INSTRUCTION: Scan the material below for the string "this", and copy every line where it shows up.

Records contained in a dataset
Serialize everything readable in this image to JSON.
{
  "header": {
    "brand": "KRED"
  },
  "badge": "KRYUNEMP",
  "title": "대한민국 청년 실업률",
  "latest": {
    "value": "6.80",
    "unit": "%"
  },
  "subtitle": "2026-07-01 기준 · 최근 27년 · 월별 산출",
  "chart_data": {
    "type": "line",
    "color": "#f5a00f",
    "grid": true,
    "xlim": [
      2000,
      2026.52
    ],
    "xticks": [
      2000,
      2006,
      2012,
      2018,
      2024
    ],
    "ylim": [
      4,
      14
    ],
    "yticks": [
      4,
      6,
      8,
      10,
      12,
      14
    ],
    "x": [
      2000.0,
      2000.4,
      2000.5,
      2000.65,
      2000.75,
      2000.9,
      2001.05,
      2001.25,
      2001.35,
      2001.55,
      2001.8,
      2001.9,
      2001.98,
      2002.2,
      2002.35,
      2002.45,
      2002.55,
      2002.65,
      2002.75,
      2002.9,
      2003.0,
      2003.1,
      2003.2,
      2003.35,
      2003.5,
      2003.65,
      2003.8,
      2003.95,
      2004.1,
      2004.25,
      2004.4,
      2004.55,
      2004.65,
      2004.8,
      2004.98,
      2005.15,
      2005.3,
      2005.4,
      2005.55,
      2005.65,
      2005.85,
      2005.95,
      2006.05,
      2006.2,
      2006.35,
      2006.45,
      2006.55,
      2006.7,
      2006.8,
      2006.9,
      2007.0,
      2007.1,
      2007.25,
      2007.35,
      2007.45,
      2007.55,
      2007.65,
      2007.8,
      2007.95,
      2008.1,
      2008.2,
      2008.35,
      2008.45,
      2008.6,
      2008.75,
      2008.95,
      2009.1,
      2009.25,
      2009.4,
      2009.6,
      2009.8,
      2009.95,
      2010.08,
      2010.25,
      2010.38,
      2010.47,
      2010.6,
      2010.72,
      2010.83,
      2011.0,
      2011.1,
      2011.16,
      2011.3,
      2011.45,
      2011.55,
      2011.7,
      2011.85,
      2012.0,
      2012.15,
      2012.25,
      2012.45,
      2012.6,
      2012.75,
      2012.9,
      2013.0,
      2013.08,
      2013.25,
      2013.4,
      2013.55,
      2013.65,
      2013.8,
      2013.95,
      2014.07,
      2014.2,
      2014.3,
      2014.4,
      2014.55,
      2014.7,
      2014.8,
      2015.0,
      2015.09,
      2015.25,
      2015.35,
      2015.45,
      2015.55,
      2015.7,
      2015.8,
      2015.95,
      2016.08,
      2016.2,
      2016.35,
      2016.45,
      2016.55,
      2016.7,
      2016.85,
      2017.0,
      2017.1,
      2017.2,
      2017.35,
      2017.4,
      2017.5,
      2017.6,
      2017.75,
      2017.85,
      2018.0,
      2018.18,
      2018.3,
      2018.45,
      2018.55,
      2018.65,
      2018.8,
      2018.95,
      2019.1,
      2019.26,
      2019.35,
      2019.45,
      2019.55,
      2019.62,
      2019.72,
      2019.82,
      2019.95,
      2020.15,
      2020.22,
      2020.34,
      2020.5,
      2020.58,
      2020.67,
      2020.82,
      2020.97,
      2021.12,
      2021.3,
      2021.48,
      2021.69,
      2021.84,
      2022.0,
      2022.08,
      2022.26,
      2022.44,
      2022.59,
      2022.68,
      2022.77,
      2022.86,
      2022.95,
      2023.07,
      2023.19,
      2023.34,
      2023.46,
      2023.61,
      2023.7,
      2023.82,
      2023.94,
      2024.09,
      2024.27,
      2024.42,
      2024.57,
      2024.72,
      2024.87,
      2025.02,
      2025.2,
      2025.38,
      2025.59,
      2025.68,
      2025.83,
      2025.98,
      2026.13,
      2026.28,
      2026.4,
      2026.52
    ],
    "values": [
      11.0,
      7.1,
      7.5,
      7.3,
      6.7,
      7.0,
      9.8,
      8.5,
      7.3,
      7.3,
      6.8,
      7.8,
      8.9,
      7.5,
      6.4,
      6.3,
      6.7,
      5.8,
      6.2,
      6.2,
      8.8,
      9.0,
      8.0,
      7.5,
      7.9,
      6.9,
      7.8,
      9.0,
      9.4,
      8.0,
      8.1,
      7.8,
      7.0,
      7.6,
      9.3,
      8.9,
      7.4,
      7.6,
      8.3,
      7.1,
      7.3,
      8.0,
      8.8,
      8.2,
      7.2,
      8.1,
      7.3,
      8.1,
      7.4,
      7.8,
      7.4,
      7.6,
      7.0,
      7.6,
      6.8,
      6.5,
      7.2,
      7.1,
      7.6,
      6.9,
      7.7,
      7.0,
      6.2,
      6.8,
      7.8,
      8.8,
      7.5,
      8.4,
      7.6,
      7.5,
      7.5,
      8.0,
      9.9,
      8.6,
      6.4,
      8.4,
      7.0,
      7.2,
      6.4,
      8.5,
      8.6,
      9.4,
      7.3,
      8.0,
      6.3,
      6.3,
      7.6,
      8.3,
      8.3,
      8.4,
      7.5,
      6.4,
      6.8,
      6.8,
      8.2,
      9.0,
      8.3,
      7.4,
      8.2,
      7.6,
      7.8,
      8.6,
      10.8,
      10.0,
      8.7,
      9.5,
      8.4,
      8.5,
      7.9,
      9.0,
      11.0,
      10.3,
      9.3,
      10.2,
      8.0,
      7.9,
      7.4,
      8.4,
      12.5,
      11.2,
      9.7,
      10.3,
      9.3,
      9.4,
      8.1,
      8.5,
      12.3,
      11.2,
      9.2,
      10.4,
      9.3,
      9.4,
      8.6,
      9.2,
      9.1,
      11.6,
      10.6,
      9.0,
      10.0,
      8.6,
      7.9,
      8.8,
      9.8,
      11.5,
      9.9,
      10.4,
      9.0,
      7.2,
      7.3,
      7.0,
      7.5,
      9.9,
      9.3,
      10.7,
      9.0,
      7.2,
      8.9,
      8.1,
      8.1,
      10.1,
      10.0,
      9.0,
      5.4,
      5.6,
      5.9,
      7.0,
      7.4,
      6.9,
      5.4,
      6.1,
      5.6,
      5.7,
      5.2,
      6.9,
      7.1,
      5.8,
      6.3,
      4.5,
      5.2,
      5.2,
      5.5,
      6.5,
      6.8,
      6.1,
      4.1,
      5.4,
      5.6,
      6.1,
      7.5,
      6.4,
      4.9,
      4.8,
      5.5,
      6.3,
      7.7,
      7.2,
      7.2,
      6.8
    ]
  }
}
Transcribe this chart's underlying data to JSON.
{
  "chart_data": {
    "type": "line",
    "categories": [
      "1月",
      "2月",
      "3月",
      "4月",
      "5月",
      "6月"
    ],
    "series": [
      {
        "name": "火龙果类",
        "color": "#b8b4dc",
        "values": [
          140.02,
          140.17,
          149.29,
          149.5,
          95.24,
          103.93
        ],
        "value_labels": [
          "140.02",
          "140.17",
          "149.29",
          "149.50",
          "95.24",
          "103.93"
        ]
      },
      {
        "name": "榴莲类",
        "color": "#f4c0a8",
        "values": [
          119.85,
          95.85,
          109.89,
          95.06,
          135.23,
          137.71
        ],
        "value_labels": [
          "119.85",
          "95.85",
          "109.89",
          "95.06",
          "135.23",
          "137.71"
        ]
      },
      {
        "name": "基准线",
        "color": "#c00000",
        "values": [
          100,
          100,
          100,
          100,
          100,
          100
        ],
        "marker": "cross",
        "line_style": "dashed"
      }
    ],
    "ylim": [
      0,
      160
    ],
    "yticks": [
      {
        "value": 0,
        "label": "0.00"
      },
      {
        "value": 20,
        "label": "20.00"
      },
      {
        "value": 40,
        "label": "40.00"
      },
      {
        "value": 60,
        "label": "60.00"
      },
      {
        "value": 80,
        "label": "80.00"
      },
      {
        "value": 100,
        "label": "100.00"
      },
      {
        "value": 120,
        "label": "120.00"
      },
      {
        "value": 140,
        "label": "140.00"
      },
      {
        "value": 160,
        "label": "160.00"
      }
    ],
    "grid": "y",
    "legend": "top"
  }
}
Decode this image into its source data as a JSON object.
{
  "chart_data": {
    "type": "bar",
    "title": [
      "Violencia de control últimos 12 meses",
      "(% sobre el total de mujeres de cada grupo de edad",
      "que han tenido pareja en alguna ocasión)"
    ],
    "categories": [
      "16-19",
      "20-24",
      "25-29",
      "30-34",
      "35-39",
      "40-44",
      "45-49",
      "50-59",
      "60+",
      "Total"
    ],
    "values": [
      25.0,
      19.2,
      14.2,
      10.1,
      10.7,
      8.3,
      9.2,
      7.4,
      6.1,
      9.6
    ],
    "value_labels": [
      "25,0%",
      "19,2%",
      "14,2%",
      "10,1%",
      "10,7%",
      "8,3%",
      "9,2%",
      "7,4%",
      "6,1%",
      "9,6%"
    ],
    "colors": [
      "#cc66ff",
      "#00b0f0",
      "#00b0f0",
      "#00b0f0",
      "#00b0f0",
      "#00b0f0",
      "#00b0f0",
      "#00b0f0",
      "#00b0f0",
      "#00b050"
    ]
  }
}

FINISHED TASK:
Serialize everything readable in this image to JSON.
Transcribe this chart's underlying data to JSON.
Decode this image into its source data as a JSON object.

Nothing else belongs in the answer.